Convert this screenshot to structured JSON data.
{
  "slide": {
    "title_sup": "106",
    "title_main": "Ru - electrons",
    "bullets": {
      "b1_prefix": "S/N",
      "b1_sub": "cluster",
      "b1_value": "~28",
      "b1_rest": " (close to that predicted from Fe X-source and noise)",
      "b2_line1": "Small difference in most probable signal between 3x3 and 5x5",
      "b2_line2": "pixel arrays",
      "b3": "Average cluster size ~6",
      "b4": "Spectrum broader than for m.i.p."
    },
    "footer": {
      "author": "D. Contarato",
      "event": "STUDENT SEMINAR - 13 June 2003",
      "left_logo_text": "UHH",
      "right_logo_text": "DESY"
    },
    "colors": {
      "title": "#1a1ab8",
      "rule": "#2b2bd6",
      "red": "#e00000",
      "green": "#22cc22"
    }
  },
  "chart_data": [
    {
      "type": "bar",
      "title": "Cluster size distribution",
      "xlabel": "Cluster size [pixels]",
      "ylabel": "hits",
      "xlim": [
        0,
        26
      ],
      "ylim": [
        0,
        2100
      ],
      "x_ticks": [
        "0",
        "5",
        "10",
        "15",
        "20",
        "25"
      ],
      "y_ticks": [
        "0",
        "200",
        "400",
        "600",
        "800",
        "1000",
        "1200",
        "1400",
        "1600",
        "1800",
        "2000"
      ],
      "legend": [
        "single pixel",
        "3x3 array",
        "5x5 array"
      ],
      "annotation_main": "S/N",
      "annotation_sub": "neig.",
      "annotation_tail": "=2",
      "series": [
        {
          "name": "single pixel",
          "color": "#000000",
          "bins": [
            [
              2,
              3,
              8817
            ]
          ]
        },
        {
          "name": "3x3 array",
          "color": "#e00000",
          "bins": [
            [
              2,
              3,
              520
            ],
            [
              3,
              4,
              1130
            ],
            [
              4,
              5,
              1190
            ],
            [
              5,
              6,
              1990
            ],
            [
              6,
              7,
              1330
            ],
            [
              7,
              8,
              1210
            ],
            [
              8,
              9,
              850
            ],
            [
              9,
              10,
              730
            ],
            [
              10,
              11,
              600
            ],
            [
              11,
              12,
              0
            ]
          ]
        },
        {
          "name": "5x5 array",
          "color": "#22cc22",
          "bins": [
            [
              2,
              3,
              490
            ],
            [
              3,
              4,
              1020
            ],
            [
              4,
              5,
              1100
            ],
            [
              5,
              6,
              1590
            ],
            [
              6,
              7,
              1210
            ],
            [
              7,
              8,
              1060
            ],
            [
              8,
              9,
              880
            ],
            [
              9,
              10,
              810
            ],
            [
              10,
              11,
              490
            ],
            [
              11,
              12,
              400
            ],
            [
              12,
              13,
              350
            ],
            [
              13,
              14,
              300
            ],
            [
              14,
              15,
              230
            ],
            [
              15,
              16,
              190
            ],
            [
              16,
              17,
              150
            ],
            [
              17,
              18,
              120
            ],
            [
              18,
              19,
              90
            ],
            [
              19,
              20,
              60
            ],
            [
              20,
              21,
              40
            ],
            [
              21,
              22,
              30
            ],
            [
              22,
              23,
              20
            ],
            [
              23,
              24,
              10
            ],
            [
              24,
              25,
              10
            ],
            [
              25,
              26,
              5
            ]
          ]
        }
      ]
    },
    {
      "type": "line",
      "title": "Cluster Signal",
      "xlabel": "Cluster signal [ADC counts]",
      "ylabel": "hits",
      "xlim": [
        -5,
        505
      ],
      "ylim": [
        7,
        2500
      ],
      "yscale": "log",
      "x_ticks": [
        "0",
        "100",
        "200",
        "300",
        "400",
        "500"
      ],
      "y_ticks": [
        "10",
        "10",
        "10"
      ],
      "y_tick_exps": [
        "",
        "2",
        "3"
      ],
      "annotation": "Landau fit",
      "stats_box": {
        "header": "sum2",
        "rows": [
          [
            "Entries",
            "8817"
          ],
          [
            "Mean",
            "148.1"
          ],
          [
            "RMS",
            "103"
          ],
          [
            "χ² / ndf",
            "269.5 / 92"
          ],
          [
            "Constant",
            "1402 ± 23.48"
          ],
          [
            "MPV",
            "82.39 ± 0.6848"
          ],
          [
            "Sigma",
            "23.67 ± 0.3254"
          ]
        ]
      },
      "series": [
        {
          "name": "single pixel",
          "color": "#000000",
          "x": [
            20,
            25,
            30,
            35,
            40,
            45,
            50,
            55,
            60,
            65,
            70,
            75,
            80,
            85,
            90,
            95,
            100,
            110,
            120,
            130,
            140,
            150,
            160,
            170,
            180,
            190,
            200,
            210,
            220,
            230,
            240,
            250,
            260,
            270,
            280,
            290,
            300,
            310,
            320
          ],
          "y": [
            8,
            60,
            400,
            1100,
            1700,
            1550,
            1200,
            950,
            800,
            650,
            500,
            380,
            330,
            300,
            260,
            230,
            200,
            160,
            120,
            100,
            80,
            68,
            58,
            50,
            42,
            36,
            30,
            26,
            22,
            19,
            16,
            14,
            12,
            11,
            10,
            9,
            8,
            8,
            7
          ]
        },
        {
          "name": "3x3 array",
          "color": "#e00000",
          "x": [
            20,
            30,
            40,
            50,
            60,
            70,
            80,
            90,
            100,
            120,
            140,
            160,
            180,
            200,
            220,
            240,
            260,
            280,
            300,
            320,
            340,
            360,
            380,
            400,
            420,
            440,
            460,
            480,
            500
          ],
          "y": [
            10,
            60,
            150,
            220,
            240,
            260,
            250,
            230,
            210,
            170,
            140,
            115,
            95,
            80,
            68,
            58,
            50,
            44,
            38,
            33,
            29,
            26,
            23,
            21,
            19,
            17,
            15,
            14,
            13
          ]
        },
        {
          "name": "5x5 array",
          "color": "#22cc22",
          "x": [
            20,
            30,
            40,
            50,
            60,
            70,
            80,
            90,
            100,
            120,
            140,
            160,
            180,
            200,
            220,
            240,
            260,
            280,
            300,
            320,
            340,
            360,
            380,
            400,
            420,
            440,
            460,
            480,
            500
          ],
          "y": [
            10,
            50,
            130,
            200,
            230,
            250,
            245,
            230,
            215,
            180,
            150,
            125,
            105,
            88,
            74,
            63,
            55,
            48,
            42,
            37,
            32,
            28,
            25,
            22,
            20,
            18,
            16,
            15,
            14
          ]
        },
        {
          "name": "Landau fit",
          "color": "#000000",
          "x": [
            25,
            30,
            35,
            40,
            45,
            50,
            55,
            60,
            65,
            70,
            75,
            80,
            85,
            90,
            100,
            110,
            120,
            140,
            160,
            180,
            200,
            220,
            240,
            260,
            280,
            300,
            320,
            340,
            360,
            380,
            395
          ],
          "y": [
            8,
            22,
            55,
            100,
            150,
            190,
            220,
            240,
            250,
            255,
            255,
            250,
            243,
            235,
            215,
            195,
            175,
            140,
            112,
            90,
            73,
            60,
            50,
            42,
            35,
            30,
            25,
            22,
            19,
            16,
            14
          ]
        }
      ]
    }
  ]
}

########

#### EXERCISE INSTRUCTIONS
Copy all the entries verbatim.

#### EXERCISE RESULT
Convert this screenshot to structured JSON data.
{
  "slide": {
    "title_sup": "106",
    "title_main": "Ru - electrons",
    "bullets": {
      "b1_prefix": "S/N",
      "b1_sub": "cluster",
      "b1_value": "~28",
      "b1_rest": " (close to that predicted from Fe X-source and noise)",
      "b2_line1": "Small difference in most probable signal between 3x3 and 5x5",
      "b2_line2": "pixel arrays",
      "b3": "Average cluster size ~6",
      "b4": "Spectrum broader than for m.i.p."
    },
    "footer": {
      "author": "D. Contarato",
      "event": "STUDENT SEMINAR - 13 June 2003",
      "left_logo_text": "UHH",
      "right_logo_text": "DESY"
    },
    "colors": {
      "title": "#1a1ab8",
      "rule": "#2b2bd6",
      "red": "#e00000",
      "green": "#22cc22"
    }
  },
  "chart_data": [
    {
      "type": "bar",
      "title": "Cluster size distribution",
      "xlabel": "Cluster size [pixels]",
      "ylabel": "hits",
      "xlim": [
        0,
        26
      ],
      "ylim": [
        0,
        2100
      ],
      "x_ticks": [
        "0",
        "5",
        "10",
        "15",
        "20",
        "25"
      ],
      "y_ticks": [
        "0",
        "200",
        "400",
        "600",
        "800",
        "1000",
        "1200",
        "1400",
        "1600",
        "1800",
        "2000"
      ],
      "legend": [
        "single pixel",
        "3x3 array",
        "5x5 array"
      ],
      "annotation_main": "S/N",
      "annotation_sub": "neig.",
      "annotation_tail": "=2",
      "series": [
        {
          "name": "single pixel",
          "color": "#000000",
          "bins": [
            [
              2,
              3,
              8817
            ]
          ]
        },
        {
          "name": "3x3 array",
          "color": "#e00000",
          "bins": [
            [
              2,
              3,
              520
            ],
            [
              3,
              4,
              1130
            ],
            [
              4,
              5,
              1190
            ],
            [
              5,
              6,
              1990
            ],
            [
              6,
              7,
              1330
            ],
            [
              7,
              8,
              1210
            ],
            [
              8,
              9,
              850
            ],
            [
              9,
              10,
              730
            ],
            [
              10,
              11,
              600
            ],
            [
              11,
              12,
              0
            ]
          ]
        },
        {
          "name": "5x5 array",
          "color": "#22cc22",
          "bins": [
            [
              2,
              3,
              490
            ],
            [
              3,
              4,
              1020
            ],
            [
              4,
              5,
              1100
            ],
            [
              5,
              6,
              1590
            ],
            [
              6,
              7,
              1210
            ],
            [
              7,
              8,
              1060
            ],
            [
              8,
              9,
              880
            ],
            [
              9,
              10,
              810
            ],
            [
              10,
              11,
              490
            ],
            [
              11,
              12,
              400
            ],
            [
              12,
              13,
              350
            ],
            [
              13,
              14,
              300
            ],
            [
              14,
              15,
              230
            ],
            [
              15,
              16,
              190
            ],
            [
              16,
              17,
              150
            ],
            [
              17,
              18,
              120
            ],
            [
              18,
              19,
              90
            ],
            [
              19,
              20,
              60
            ],
            [
              20,
              21,
              40
            ],
            [
              21,
              22,
              30
            ],
            [
              22,
              23,
              20
            ],
            [
              23,
              24,
              10
            ],
            [
              24,
              25,
              10
            ],
            [
              25,
              26,
              5
            ]
          ]
        }
      ]
    },
    {
      "type": "line",
      "title": "Cluster Signal",
      "xlabel": "Cluster signal [ADC counts]",
      "ylabel": "hits",
      "xlim": [
        -5,
        505
      ],
      "ylim": [
        7,
        2500
      ],
      "yscale": "log",
      "x_ticks": [
        "0",
        "100",
        "200",
        "300",
        "400",
        "500"
      ],
      "y_ticks": [
        "10",
        "10",
        "10"
      ],
      "y_tick_exps": [
        "",
        "2",
        "3"
      ],
      "annotation": "Landau fit",
      "stats_box": {
        "header": "sum2",
        "rows": [
          [
            "Entries",
            "8817"
          ],
          [
            "Mean",
            "148.1"
          ],
          [
            "RMS",
            "103"
          ],
          [
            "χ² / ndf",
            "269.5 / 92"
          ],
          [
            "Constant",
            "1402 ± 23.48"
          ],
          [
            "MPV",
            "82.39 ± 0.6848"
          ],
          [
            "Sigma",
            "23.67 ± 0.3254"
          ]
        ]
      },
      "series": [
        {
          "name": "single pixel",
          "color": "#000000",
          "x": [
            20,
            25,
            30,
            35,
            40,
            45,
            50,
            55,
            60,
            65,
            70,
            75,
            80,
            85,
            90,
            95,
            100,
            110,
            120,
            130,
            140,
            150,
            160,
            170,
            180,
            190,
            200,
            210,
            220,
            230,
            240,
            250,
            260,
            270,
            280,
            290,
            300,
            310,
            320
          ],
          "y": [
            8,
            60,
            400,
            1100,
            1700,
            1550,
            1200,
            950,
            800,
            650,
            500,
            380,
            330,
            300,
            260,
            230,
            200,
            160,
            120,
            100,
            80,
            68,
            58,
            50,
            42,
            36,
            30,
            26,
            22,
            19,
            16,
            14,
            12,
            11,
            10,
            9,
            8,
            8,
            7
          ]
        },
        {
          "name": "3x3 array",
          "color": "#e00000",
          "x": [
            20,
            30,
            40,
            50,
            60,
            70,
            80,
            90,
            100,
            120,
            140,
            160,
            180,
            200,
            220,
            240,
            260,
            280,
            300,
            320,
            340,
            360,
            380,
            400,
            420,
            440,
            460,
            480,
            500
          ],
          "y": [
            10,
            60,
            150,
            220,
            240,
            260,
            250,
            230,
            210,
            170,
            140,
            115,
            95,
            80,
            68,
            58,
            50,
            44,
            38,
            33,
            29,
            26,
            23,
            21,
            19,
            17,
            15,
            14,
            13
          ]
        },
        {
          "name": "5x5 array",
          "color": "#22cc22",
          "x": [
            20,
            30,
            40,
            50,
            60,
            70,
            80,
            90,
            100,
            120,
            140,
            160,
            180,
            200,
            220,
            240,
            260,
            280,
            300,
            320,
            340,
            360,
            380,
            400,
            420,
            440,
            460,
            480,
            500
          ],
          "y": [
            10,
            50,
            130,
            200,
            230,
            250,
            245,
            230,
            215,
            180,
            150,
            125,
            105,
            88,
            74,
            63,
            55,
            48,
            42,
            37,
            32,
            28,
            25,
            22,
            20,
            18,
            16,
            15,
            14
          ]
        },
        {
          "name": "Landau fit",
          "color": "#000000",
          "x": [
            25,
            30,
            35,
            40,
            45,
            50,
            55,
            60,
            65,
            70,
            75,
            80,
            85,
            90,
            100,
            110,
            120,
            140,
            160,
            180,
            200,
            220,
            240,
            260,
            280,
            300,
            320,
            340,
            360,
            380,
            395
          ],
          "y": [
            8,
            22,
            55,
            100,
            150,
            190,
            220,
            240,
            250,
            255,
            255,
            250,
            243,
            235,
            215,
            195,
            175,
            140,
            112,
            90,
            73,
            60,
            50,
            42,
            35,
            30,
            25,
            22,
            19,
            16,
            14
          ]
        }
      ]
    }
  ]
}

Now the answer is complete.